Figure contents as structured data
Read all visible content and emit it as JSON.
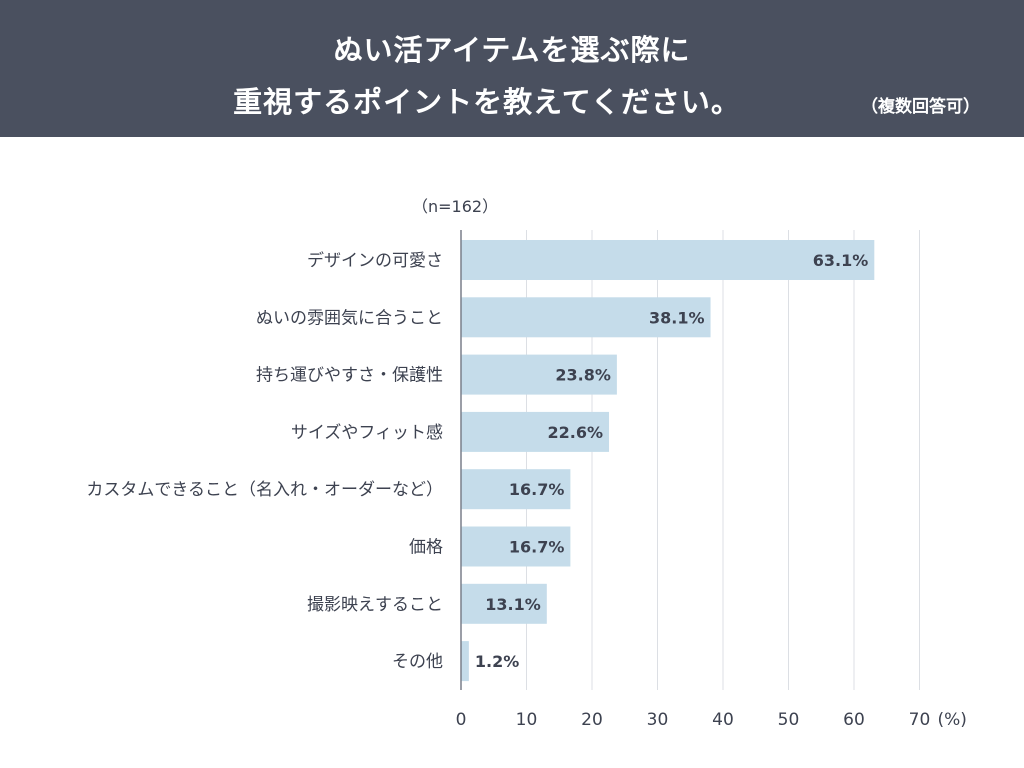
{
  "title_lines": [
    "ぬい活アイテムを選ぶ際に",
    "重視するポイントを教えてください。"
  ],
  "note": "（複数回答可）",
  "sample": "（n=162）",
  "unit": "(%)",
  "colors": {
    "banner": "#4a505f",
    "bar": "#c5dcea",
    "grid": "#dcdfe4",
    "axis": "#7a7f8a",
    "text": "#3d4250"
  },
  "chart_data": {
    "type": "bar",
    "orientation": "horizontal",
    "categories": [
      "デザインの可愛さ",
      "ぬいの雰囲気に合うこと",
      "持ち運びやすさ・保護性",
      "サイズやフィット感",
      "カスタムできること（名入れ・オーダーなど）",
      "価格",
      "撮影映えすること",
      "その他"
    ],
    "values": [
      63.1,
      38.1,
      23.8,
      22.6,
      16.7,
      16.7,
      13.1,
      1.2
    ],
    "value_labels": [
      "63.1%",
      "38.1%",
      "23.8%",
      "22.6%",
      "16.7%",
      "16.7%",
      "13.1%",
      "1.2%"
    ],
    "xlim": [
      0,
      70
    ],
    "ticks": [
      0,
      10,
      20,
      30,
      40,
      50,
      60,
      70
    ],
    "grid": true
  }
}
...
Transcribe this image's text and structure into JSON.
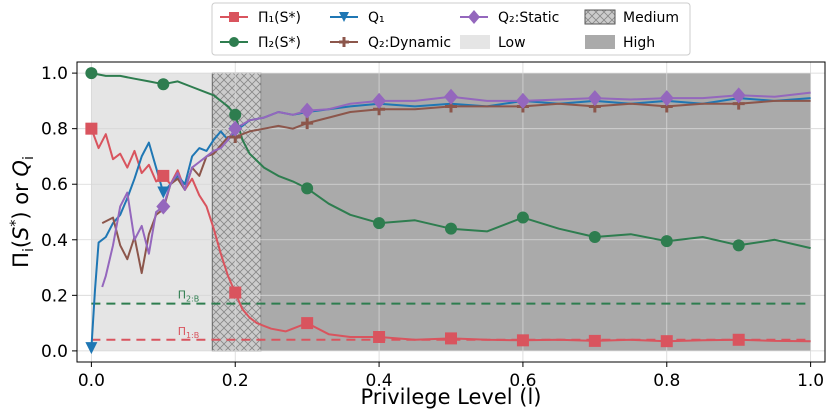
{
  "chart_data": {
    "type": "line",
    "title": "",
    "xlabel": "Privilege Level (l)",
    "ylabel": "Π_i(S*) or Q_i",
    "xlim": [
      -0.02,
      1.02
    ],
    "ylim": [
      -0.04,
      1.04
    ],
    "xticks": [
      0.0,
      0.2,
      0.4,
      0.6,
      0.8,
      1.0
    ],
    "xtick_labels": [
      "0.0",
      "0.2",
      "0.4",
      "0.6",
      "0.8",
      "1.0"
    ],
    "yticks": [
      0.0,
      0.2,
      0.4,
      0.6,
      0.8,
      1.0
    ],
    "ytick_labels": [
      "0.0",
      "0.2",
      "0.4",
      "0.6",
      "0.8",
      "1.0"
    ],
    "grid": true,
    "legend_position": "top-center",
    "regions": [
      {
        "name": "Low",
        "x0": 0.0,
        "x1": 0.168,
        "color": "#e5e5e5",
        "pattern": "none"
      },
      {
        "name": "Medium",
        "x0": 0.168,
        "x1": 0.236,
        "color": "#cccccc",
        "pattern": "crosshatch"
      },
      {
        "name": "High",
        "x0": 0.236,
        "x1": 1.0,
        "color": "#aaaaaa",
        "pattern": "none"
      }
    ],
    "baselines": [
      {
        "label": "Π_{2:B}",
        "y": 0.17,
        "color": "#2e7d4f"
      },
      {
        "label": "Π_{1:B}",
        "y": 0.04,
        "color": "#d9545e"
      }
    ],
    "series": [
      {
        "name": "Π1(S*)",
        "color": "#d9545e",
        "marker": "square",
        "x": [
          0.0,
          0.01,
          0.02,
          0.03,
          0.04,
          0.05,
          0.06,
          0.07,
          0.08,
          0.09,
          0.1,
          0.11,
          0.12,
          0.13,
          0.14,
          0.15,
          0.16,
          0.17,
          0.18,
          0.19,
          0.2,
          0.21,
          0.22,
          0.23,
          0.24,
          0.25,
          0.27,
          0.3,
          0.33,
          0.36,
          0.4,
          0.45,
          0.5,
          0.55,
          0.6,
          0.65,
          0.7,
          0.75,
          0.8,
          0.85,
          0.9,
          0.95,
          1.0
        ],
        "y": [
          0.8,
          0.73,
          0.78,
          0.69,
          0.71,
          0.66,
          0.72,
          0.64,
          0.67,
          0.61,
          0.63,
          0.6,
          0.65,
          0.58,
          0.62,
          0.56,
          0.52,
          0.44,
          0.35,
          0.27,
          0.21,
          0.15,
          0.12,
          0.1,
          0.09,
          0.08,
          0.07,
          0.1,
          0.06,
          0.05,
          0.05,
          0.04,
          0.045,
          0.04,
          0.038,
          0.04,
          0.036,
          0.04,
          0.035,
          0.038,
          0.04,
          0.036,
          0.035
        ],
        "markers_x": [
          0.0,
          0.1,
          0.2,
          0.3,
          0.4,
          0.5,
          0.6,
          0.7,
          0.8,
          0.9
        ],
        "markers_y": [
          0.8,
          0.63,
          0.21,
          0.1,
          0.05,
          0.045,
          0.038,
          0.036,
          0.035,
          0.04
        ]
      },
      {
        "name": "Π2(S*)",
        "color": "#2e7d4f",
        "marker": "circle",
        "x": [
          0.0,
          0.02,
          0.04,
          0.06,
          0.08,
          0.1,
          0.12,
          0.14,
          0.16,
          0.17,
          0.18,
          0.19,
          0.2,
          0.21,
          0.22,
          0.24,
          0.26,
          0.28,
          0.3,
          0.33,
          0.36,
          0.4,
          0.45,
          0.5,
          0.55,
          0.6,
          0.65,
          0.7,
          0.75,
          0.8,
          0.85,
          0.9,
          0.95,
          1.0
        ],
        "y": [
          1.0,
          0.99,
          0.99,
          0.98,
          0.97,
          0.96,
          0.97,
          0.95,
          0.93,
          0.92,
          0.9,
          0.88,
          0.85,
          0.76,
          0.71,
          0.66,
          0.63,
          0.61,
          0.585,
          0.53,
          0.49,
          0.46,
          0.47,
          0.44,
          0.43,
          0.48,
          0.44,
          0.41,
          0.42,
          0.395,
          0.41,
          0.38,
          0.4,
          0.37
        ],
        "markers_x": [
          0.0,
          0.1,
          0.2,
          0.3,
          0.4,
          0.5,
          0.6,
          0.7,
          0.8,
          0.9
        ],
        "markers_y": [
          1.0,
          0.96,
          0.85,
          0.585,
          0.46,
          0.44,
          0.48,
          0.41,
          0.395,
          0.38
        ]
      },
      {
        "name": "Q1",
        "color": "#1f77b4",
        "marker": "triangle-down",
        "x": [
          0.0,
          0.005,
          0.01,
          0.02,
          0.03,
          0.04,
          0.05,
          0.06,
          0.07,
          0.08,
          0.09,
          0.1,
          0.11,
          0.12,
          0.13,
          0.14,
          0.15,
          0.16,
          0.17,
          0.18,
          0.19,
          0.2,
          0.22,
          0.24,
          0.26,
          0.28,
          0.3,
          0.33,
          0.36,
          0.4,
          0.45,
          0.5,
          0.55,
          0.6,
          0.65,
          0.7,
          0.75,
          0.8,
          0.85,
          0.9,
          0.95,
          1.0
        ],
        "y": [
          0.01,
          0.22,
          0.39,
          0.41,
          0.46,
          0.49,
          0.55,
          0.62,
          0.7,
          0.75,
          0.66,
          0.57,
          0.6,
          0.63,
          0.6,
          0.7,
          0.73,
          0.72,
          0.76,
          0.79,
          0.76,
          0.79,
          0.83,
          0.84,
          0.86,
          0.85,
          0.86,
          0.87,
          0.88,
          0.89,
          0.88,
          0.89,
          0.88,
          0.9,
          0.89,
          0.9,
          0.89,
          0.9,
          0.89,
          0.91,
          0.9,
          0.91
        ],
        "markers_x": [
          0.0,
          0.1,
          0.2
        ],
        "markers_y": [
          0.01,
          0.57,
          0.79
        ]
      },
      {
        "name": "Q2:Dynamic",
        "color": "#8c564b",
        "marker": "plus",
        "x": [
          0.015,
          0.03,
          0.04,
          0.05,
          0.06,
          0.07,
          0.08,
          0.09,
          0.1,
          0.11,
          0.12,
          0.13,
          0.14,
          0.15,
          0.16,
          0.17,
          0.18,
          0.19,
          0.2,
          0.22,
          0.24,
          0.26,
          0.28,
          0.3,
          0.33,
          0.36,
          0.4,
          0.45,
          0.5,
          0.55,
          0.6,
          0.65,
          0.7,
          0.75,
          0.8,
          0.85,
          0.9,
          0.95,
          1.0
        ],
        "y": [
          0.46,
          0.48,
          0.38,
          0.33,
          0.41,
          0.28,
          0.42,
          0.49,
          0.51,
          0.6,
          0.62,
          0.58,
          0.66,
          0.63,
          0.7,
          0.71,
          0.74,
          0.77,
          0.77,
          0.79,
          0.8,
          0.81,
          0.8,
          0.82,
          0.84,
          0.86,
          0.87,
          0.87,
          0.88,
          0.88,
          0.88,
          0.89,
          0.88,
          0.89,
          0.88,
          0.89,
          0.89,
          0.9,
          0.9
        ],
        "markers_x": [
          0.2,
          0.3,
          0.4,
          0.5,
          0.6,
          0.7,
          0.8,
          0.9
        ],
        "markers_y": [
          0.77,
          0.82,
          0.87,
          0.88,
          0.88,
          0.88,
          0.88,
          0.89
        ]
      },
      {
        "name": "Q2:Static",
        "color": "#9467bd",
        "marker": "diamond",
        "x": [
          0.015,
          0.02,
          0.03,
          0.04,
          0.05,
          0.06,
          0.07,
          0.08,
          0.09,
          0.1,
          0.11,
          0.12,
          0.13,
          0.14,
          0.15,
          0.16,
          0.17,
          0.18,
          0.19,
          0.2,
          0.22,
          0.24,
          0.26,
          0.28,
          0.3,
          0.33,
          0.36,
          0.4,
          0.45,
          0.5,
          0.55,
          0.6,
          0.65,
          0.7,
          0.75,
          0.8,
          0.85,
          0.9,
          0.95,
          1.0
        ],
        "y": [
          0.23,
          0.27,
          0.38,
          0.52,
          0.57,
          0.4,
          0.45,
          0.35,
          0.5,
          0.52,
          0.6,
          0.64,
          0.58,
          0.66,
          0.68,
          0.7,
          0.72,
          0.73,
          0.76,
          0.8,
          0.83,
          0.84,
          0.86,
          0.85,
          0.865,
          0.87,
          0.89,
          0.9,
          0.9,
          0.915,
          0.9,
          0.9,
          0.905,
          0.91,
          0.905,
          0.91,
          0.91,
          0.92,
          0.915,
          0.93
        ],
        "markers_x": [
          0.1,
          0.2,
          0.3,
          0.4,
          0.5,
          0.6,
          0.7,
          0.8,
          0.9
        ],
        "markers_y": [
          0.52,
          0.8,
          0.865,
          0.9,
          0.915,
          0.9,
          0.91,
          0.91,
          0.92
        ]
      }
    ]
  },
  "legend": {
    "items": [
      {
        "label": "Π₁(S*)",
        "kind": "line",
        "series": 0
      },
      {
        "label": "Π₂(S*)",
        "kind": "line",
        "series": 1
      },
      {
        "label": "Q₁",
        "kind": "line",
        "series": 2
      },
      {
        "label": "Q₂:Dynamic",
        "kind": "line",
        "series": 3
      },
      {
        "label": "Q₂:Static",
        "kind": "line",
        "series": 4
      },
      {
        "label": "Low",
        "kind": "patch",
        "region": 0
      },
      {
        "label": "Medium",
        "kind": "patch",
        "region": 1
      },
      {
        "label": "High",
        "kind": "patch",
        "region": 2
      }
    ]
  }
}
---
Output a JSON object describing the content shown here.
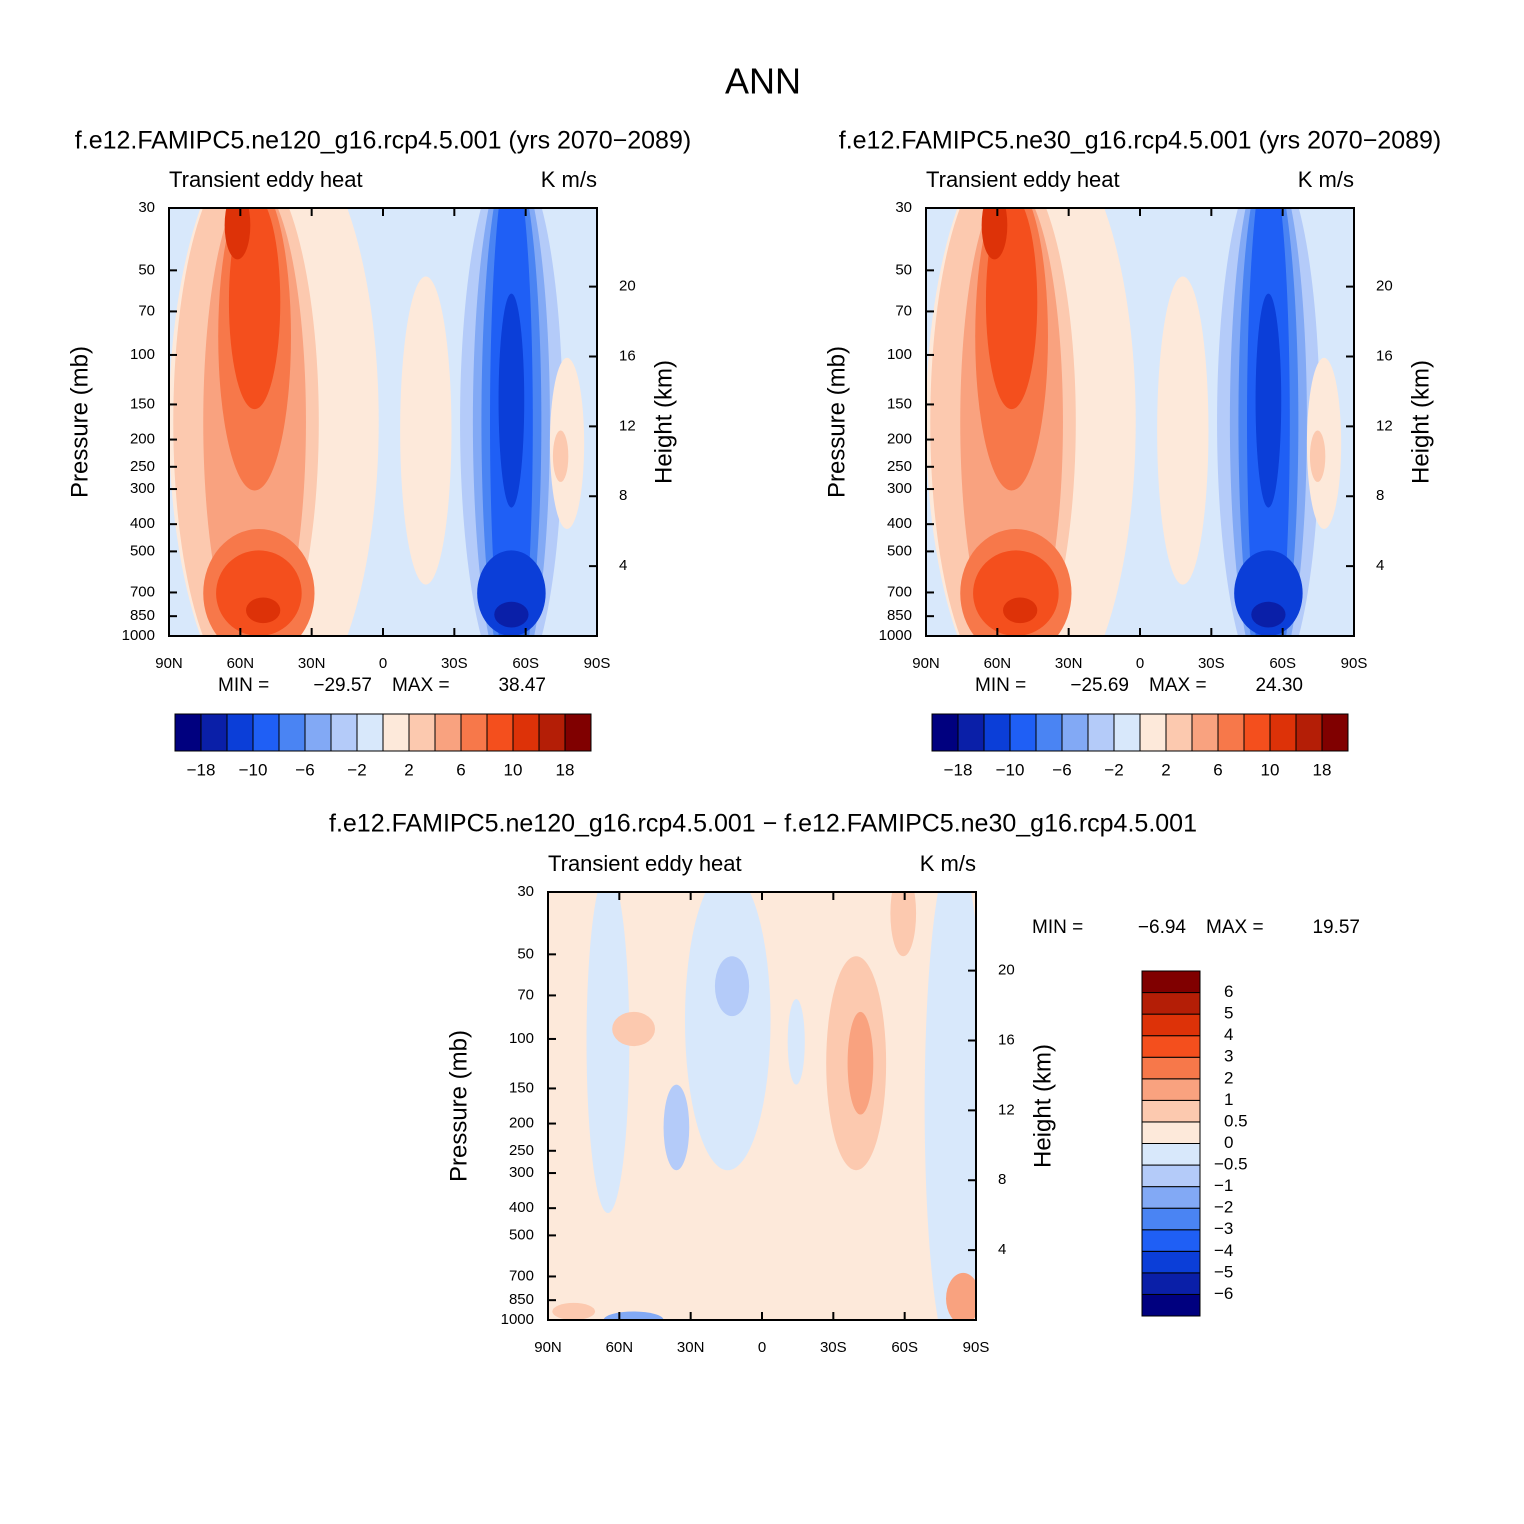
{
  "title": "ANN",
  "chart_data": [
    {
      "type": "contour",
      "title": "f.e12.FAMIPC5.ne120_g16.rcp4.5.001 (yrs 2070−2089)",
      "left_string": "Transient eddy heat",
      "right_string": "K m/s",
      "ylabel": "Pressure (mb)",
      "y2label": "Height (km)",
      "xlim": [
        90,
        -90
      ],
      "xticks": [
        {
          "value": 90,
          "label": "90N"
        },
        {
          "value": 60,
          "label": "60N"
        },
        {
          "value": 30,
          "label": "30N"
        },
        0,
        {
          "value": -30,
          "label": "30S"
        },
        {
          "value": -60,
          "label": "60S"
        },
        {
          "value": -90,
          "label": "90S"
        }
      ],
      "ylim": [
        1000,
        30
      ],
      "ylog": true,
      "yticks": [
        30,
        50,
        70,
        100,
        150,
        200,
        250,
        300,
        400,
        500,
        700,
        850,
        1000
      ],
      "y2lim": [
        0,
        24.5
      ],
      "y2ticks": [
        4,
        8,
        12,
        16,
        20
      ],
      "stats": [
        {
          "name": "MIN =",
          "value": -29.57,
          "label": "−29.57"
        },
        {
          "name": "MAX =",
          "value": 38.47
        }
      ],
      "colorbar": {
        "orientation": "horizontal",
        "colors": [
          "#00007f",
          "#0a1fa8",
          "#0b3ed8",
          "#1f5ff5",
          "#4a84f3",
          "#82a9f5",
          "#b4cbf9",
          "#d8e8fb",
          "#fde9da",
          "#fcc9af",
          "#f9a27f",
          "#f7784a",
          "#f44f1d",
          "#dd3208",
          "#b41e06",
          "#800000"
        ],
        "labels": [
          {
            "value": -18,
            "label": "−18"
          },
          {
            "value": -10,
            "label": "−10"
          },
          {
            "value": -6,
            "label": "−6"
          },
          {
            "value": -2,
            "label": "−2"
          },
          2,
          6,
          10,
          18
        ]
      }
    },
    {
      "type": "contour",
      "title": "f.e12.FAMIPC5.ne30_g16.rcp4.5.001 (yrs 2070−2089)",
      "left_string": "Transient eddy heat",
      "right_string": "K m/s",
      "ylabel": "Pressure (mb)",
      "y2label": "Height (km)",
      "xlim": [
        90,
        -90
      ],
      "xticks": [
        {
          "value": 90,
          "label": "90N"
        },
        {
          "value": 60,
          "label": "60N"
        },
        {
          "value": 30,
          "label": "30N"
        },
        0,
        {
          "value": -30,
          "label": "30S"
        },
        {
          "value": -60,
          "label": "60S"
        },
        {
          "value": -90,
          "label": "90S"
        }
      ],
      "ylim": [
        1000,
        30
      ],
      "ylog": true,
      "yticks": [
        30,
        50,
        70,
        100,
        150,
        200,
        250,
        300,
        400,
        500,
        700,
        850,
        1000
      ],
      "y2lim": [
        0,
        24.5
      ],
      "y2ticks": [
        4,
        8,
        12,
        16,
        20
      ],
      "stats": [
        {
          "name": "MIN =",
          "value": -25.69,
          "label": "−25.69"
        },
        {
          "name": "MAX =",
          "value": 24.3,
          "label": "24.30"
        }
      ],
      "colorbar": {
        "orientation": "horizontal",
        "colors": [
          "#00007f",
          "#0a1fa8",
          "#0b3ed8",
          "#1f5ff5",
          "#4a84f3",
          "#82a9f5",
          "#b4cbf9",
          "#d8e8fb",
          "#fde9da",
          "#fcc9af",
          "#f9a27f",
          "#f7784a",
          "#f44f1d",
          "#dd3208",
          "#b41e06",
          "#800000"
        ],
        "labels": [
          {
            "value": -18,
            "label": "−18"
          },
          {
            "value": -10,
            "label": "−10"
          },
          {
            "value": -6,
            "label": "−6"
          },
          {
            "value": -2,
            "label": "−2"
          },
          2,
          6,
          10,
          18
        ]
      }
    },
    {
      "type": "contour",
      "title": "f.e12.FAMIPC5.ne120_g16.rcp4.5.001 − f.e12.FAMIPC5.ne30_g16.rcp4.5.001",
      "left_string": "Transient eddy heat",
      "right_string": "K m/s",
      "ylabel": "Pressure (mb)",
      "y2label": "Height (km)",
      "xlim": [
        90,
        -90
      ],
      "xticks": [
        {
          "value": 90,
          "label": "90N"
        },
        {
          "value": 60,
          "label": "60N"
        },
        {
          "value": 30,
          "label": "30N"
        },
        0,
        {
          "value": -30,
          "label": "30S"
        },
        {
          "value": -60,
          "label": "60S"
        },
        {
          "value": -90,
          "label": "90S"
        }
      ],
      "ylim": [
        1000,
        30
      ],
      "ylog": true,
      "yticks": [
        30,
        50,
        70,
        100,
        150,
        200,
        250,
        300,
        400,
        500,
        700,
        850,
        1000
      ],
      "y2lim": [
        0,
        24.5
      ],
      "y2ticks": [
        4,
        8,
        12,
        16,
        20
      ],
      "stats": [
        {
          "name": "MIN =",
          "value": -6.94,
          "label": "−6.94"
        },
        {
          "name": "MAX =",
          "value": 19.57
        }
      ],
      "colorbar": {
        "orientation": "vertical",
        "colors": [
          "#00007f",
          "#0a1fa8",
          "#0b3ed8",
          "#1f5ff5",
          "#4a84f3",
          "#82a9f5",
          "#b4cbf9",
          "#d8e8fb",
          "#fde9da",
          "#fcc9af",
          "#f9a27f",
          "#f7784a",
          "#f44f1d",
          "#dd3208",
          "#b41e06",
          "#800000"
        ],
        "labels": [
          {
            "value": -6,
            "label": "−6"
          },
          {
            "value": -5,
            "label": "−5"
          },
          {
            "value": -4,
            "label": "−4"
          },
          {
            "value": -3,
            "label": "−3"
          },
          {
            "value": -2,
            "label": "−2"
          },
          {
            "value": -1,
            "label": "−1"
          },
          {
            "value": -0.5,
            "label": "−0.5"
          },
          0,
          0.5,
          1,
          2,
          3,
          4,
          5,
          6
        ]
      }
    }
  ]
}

**Directions**
Each line that holds the word "JSON" is to be copied.

**Solved problem**
Read all visible content and emit it as JSON.
Transcribe this image's text and structure into JSON.
Output a JSON object describing the content shown here.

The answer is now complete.